■ **Task directions**
Scan the following material for the string "иных" and copy each line in which it appears.

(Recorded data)

## Start

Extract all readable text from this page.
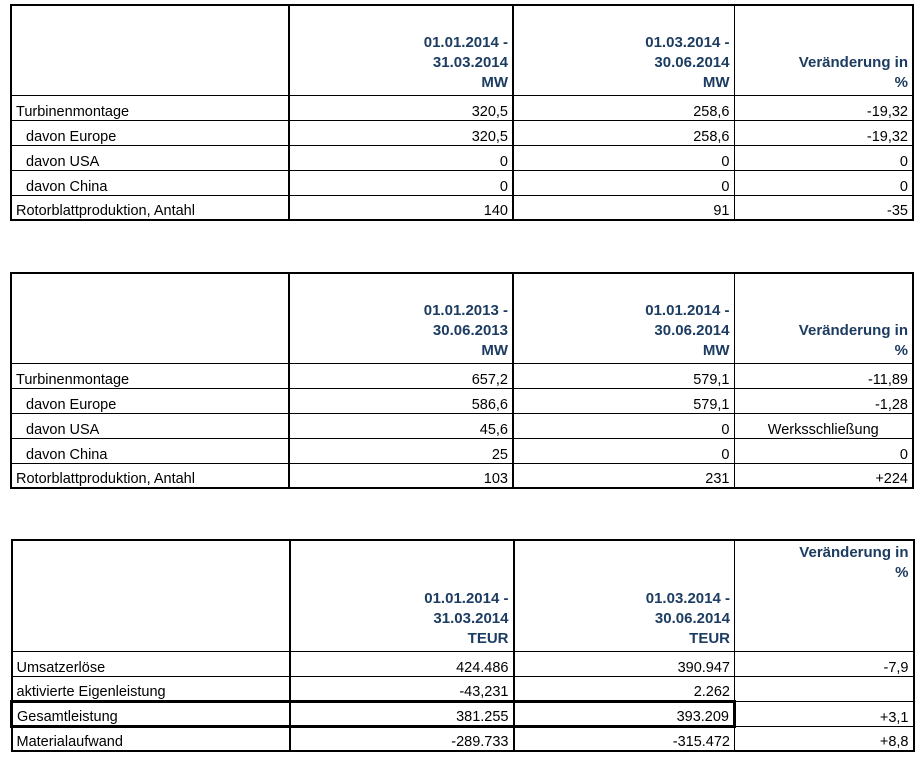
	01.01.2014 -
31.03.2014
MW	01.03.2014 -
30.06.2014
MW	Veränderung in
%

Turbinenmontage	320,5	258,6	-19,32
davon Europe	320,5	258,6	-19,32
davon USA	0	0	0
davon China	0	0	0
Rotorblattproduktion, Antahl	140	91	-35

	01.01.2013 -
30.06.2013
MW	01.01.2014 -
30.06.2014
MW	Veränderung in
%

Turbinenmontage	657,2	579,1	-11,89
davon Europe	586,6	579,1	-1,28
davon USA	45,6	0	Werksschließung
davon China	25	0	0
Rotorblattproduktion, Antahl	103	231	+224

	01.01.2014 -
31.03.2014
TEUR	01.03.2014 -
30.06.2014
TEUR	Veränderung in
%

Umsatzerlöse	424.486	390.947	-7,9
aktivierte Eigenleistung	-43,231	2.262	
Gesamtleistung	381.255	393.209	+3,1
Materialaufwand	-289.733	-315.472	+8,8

## End
## Start

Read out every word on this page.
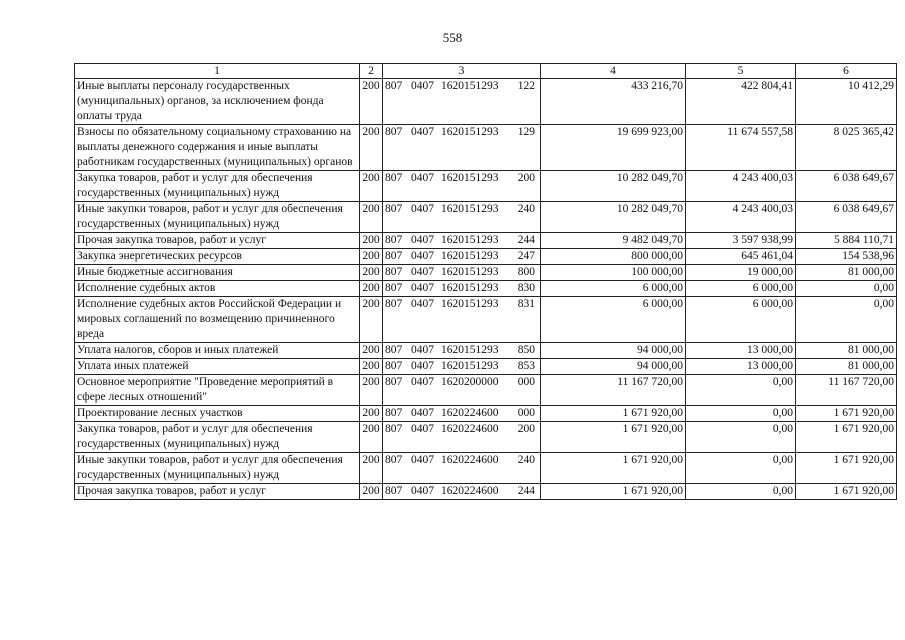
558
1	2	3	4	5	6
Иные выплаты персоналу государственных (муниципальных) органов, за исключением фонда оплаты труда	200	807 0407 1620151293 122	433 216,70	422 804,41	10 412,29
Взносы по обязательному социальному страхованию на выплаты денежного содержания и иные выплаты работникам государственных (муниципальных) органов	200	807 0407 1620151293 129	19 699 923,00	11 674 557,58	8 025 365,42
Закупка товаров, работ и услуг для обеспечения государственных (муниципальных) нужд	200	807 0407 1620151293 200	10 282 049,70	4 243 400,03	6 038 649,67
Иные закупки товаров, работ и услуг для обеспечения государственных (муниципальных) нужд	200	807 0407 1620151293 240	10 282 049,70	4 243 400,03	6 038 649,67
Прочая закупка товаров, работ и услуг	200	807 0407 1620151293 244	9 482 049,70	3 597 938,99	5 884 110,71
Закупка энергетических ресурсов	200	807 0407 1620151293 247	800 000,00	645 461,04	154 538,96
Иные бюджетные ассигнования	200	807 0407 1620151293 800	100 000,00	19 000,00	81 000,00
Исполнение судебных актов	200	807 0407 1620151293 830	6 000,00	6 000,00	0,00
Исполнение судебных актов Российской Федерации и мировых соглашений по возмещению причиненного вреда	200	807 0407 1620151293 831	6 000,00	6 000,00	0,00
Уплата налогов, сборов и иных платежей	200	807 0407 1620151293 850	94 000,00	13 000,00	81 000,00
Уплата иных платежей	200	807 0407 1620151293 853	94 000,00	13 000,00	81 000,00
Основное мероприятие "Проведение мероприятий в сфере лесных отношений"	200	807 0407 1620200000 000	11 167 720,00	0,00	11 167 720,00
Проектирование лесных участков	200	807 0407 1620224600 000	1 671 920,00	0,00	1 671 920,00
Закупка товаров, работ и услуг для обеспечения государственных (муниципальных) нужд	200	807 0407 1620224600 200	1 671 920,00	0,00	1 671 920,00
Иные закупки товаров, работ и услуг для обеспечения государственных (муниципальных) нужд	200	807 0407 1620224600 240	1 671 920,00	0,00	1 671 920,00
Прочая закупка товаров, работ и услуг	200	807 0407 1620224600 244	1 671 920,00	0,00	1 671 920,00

## End
## Start

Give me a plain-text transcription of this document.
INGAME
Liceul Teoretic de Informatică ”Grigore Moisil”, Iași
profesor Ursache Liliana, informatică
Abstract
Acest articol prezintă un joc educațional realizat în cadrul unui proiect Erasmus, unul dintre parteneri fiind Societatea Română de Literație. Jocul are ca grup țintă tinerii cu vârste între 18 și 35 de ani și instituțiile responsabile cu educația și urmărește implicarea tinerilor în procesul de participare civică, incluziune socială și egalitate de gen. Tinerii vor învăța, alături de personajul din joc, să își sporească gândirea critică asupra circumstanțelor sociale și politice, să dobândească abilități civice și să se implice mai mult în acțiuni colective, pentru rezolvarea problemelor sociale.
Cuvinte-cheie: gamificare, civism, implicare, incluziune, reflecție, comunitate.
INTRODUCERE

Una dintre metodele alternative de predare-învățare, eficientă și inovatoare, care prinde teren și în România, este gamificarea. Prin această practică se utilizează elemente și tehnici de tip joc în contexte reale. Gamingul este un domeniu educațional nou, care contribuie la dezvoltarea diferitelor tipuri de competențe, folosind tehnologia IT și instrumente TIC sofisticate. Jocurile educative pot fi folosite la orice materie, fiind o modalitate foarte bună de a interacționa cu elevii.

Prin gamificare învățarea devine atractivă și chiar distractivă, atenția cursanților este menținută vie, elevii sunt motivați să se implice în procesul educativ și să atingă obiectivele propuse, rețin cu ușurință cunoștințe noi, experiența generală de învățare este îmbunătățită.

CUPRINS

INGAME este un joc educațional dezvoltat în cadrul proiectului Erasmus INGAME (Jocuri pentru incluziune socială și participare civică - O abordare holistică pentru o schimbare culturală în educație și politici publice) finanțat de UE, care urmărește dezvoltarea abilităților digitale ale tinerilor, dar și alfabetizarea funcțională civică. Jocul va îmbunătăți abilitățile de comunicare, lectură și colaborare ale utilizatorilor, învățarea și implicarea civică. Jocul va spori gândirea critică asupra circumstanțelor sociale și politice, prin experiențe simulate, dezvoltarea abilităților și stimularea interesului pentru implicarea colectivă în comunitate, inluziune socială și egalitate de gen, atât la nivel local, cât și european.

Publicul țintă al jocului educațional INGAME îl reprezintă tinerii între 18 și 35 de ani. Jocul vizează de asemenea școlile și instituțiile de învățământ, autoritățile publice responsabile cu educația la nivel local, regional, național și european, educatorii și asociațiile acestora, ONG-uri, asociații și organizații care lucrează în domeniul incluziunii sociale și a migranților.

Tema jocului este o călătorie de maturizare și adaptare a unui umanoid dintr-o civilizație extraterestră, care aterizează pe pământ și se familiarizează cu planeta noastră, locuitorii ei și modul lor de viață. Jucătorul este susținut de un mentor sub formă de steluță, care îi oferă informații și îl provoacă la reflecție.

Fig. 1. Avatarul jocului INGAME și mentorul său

## End

■ **The result**
Уплата налогов, сборов и иных платежей	200	807 0407 1620151293 850	94 000,00	13 000,00	81 000,00
Уплата иных платежей	200	807 0407 1620151293 853	94 000,00	13 000,00	81 000,00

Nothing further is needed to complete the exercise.